▶ [WHAT IS BEING ASKED]: Give back every line exactly as it appears, pictures excluded.

[Extracted data entries]
Start
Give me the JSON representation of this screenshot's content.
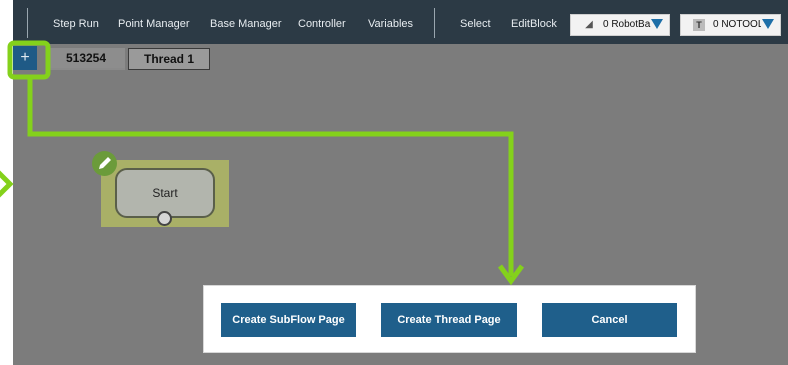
{
  "menubar": {
    "items": [
      "Step Run",
      "Point Manager",
      "Base Manager",
      "Controller",
      "Variables",
      "Select",
      "EditBlock"
    ],
    "base_dropdown": {
      "icon": "robot-base-icon",
      "value": "0 RobotBa"
    },
    "tool_dropdown": {
      "icon_glyph": "T",
      "value": "0 NOTOOL"
    }
  },
  "flow": {
    "add_label": "+",
    "tabs": [
      {
        "label": "513254"
      },
      {
        "label": "Thread 1"
      }
    ],
    "start_node": {
      "label": "Start"
    }
  },
  "dialog": {
    "buttons": [
      "Create SubFlow Page",
      "Create Thread Page",
      "Cancel"
    ]
  },
  "colors": {
    "accent_green": "#84d11b",
    "primary_blue": "#1f5f8b",
    "menubar": "#2c3a45",
    "canvas": "#7c7c7c"
  }
}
End
▶ [OUTPUT OF THE TASK]:
Give me the JSON representation of this screenshot's content.
{
  "menubar": {
    "items": [
      "Step Run",
      "Point Manager",
      "Base Manager",
      "Controller",
      "Variables",
      "Select",
      "EditBlock"
    ],
    "base_dropdown": {
      "icon": "robot-base-icon",
      "value": "0 RobotBa"
    },
    "tool_dropdown": {
      "icon_glyph": "T",
      "value": "0 NOTOOL"
    }
  },
  "flow": {
    "add_label": "+",
    "tabs": [
      {
        "label": "513254"
      },
      {
        "label": "Thread 1"
      }
    ],
    "start_node": {
      "label": "Start"
    }
  },
  "dialog": {
    "buttons": [
      "Create SubFlow Page",
      "Create Thread Page",
      "Cancel"
    ]
  },
  "colors": {
    "accent_green": "#84d11b",
    "primary_blue": "#1f5f8b",
    "menubar": "#2c3a45",
    "canvas": "#7c7c7c"
  }
}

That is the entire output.